— start Input rows —
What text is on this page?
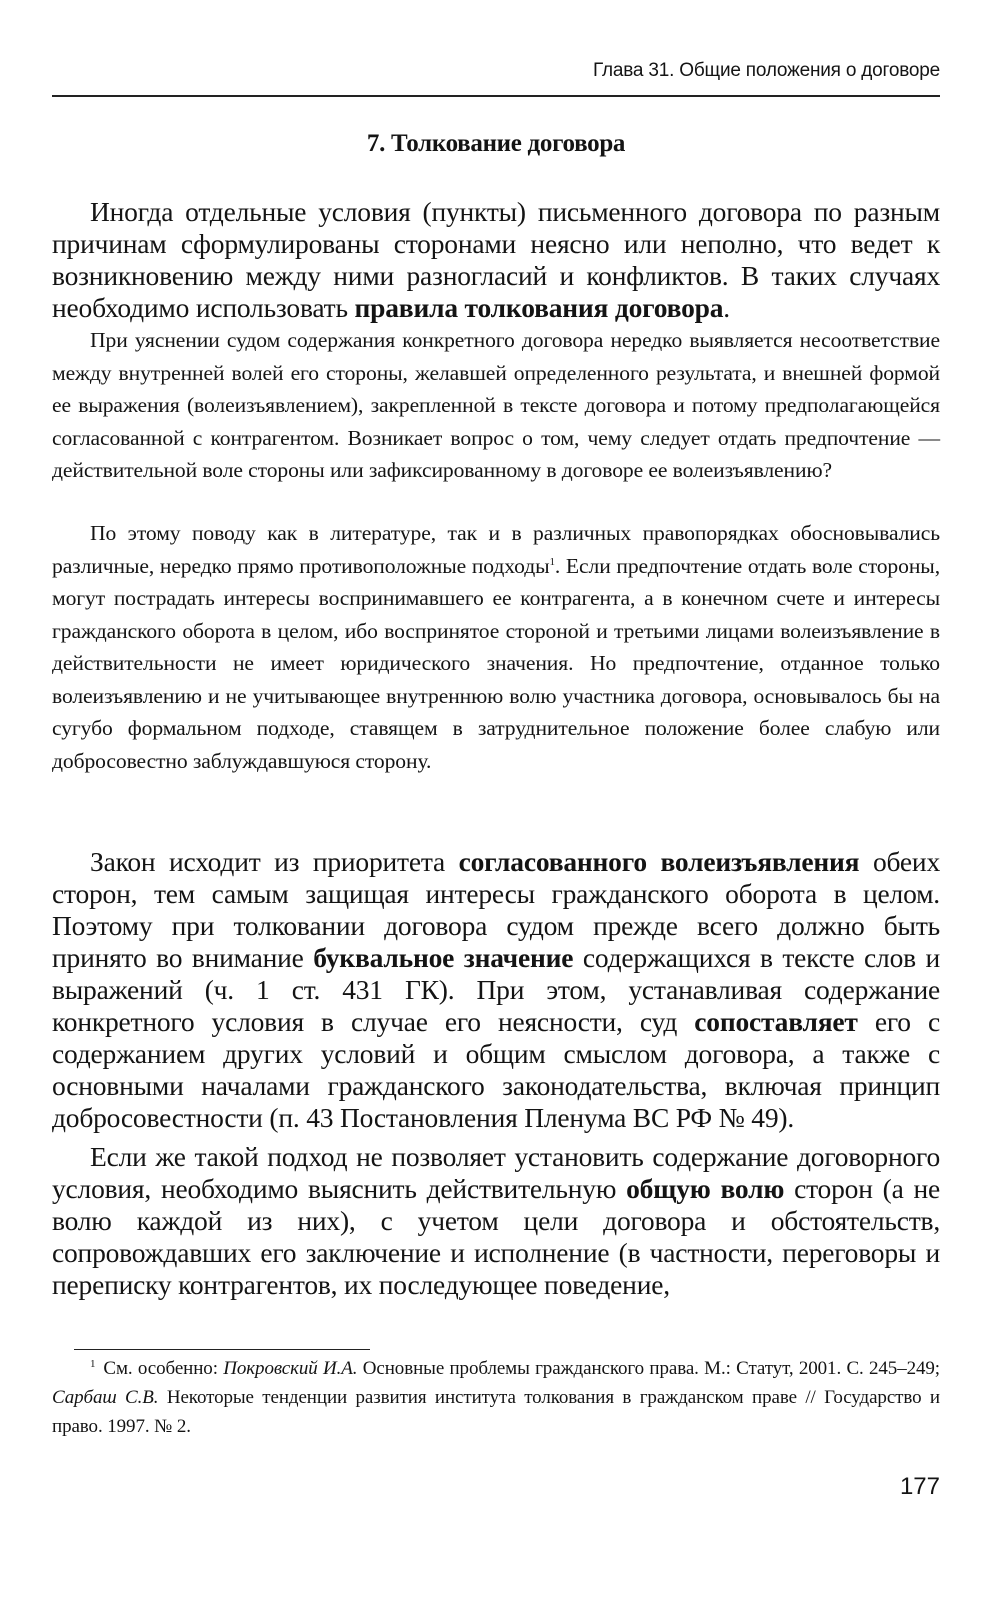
Глава 31. Общие положения о договоре
7. Толкование договора

Иногда отдельные условия (пункты) письменного договора по разным причинам сформулированы сторонами неясно или неполно, что ведет к возникновению между ними разногласий и конфликтов. В таких случаях необходимо использовать правила толкования договора.

При уяснении судом содержания конкретного договора нередко выявляется несоответствие между внутренней волей его стороны, желавшей определенного результата, и внешней формой ее выражения (волеизъявлением), закрепленной в тексте договора и потому предполагающейся согласованной с контрагентом. Возникает вопрос о том, чему следует отдать предпочтение — действительной воле стороны или зафиксированному в договоре ее волеизъявлению?

По этому поводу как в литературе, так и в различных правопорядках обосновывались различные, нередко прямо противоположные подходы$^1$. Если предпочтение отдать воле стороны, могут пострадать интересы воспринимавшего ее контрагента, а в конечном счете и интересы гражданского оборота в целом, ибо воспринятое стороной и третьими лицами волеизъявление в действительности не имеет юридического значения. Но предпочтение, отданное только волеизъявлению и не учитывающее внутреннюю волю участника договора, основывалось бы на сугубо формальном подходе, ставящем в затруднительное положение более слабую или добросовестно заблуждавшуюся сторону.

Закон исходит из приоритета согласованного волеизъявления обеих сторон, тем самым защищая интересы гражданского оборота в целом. Поэтому при толковании договора судом прежде всего должно быть принято во внимание буквальное значение содержащихся в тексте слов и выражений (ч. 1 ст. 431 ГК). При этом, устанавливая содержание конкретного условия в случае его неясности, суд сопоставляет его с содержанием других условий и общим смыслом договора, а также с основными началами гражданского законодательства, включая принцип добросовестности (п. 43 Постановления Пленума ВС РФ № 49).

Если же такой подход не позволяет установить содержание договорного условия, необходимо выяснить действительную общую волю сторон (а не волю каждой из них), с учетом цели договора и обстоятельств, сопровождавших его заключение и исполнение (в частности, переговоры и переписку контрагентов, их последующее поведение,

$^1$ См. особенно: Покровский И.А. Основные проблемы гражданского права. М.: Статут, 2001. С. 245–249; Сарбаш С.В. Некоторые тенденции развития института толкования в гражданском праве // Государство и право. 1997. № 2.
177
— end Input rows —
**Given problem**
Return each line where "условия" shows up.

**Expected answer**
Иногда отдельные условия (пункты) письменного договора по разным причинам сформулированы сторонами неясно или неполно, что ведет к возникновению между ними разногласий и конфликтов. В таких случаях необходимо использовать правила толкования договора.
Закон исходит из приоритета согласованного волеизъявления обеих сторон, тем самым защищая интересы гражданского оборота в целом. Поэтому при толковании договора судом прежде всего должно быть принято во внимание буквальное значение содержащихся в тексте слов и выражений (ч. 1 ст. 431 ГК). При этом, устанавливая содержание конкретного условия в случае его неясности, суд сопоставляет его с содержанием других условий и общим смыслом договора, а также с основными началами гражданского законодательства, включая принцип добросовестности (п. 43 Постановления Пленума ВС РФ № 49).
Если же такой подход не позволяет установить содержание договорного условия, необходимо выяснить действительную общую волю сторон (а не волю каждой из них), с учетом цели договора и обстоятельств, сопровождавших его заключение и исполнение (в частности, переговоры и переписку контрагентов, их последующее поведение,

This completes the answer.